### Task to carry out
Read the material below. Count the lines containing "έτους" and give that count alone.

### Stored rows
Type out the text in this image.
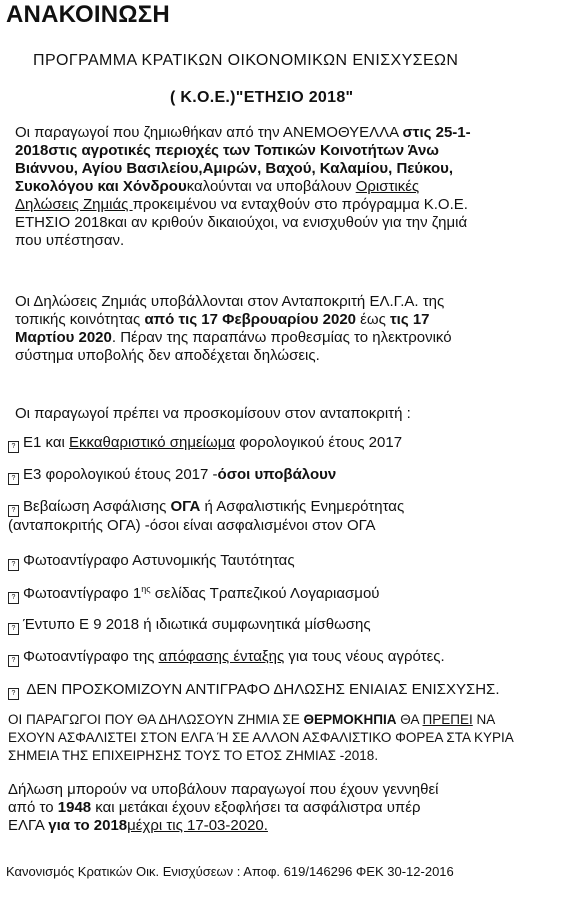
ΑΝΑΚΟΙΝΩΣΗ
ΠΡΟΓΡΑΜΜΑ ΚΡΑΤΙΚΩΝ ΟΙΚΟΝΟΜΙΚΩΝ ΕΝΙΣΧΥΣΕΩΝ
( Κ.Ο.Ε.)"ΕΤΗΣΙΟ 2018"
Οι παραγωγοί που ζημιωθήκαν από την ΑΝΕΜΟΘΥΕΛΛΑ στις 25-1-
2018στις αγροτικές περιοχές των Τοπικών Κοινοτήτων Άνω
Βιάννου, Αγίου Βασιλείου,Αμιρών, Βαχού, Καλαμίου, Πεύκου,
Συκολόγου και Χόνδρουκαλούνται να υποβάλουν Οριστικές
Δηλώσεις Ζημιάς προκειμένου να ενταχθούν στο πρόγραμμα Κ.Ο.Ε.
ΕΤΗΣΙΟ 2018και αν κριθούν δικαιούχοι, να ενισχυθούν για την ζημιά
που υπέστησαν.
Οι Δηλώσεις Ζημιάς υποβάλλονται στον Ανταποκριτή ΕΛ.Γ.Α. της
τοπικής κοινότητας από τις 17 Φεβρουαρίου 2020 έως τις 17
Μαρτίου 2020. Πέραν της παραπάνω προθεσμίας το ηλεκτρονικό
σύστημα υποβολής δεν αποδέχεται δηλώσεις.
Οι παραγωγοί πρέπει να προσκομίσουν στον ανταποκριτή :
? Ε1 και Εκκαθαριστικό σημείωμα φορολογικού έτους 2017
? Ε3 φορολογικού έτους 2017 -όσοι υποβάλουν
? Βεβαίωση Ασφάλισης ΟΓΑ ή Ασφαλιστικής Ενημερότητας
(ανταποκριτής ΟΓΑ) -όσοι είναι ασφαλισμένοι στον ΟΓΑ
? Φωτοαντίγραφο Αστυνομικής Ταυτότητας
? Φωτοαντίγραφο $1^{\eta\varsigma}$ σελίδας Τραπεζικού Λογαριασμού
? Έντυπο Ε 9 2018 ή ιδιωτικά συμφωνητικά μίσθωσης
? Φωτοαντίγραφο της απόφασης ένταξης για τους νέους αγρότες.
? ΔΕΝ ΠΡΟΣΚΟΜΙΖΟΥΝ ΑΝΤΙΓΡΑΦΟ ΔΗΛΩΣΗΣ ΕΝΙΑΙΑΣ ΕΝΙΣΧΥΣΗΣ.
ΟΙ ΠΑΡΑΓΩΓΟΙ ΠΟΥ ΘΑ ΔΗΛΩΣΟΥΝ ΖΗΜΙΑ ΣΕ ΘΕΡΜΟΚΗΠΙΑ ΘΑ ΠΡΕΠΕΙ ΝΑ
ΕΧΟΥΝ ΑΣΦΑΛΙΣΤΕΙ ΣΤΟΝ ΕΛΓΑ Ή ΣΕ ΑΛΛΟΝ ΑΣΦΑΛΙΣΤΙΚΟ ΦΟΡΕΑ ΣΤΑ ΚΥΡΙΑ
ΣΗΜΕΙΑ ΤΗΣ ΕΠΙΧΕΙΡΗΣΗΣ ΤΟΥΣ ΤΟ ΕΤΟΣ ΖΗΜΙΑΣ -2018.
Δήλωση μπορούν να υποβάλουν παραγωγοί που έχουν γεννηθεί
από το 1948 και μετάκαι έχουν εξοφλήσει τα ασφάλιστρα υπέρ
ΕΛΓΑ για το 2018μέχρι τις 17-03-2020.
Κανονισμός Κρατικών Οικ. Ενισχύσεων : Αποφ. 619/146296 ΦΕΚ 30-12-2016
--
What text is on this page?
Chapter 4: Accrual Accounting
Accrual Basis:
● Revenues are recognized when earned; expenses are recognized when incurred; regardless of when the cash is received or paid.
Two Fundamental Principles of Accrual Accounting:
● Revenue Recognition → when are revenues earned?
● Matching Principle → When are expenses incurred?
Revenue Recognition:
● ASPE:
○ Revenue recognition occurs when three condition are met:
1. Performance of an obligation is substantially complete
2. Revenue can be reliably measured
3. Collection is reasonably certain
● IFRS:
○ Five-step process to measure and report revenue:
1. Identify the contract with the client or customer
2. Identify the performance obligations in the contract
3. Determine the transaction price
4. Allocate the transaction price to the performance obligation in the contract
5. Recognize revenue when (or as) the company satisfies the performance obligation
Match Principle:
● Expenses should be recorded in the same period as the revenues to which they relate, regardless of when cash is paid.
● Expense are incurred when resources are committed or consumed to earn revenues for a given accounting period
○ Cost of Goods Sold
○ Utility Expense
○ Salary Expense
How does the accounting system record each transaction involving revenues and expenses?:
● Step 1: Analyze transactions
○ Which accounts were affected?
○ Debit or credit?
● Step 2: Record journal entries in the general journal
...
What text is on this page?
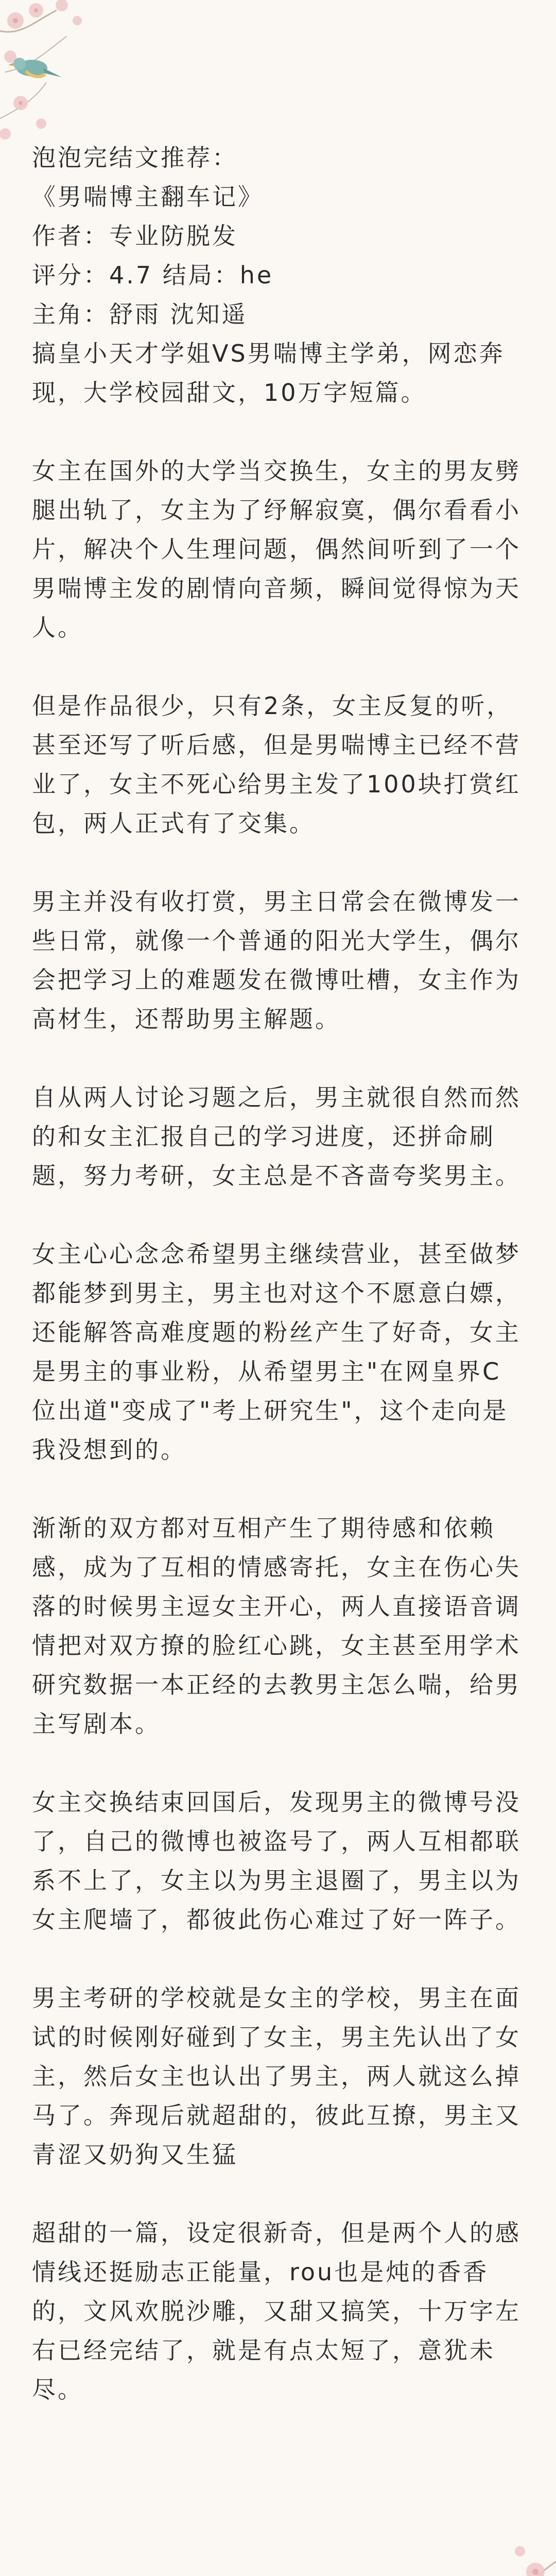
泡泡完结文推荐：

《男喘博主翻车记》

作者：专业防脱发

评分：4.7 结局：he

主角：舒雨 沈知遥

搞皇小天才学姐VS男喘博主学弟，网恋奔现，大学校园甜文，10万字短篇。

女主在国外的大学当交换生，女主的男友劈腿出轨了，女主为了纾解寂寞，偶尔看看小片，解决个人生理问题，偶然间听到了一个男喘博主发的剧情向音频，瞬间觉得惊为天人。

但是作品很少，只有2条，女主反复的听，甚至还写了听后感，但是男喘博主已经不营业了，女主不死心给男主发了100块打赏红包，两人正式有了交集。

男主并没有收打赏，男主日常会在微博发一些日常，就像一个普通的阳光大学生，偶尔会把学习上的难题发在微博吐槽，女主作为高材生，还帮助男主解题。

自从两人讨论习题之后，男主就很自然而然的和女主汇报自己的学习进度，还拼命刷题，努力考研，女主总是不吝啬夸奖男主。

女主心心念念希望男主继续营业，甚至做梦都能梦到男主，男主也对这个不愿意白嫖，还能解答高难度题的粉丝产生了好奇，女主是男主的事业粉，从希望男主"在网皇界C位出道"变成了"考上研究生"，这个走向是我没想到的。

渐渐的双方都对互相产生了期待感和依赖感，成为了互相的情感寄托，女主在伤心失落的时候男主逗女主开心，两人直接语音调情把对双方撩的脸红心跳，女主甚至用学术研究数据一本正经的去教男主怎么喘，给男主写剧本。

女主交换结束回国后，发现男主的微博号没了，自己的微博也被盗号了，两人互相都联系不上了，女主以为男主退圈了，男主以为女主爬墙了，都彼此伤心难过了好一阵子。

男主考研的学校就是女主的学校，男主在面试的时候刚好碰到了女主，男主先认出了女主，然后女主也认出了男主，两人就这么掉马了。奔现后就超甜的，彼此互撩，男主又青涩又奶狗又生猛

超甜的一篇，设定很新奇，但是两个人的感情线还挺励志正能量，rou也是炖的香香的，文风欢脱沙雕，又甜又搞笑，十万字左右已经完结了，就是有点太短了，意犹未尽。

### Solution to this problem
2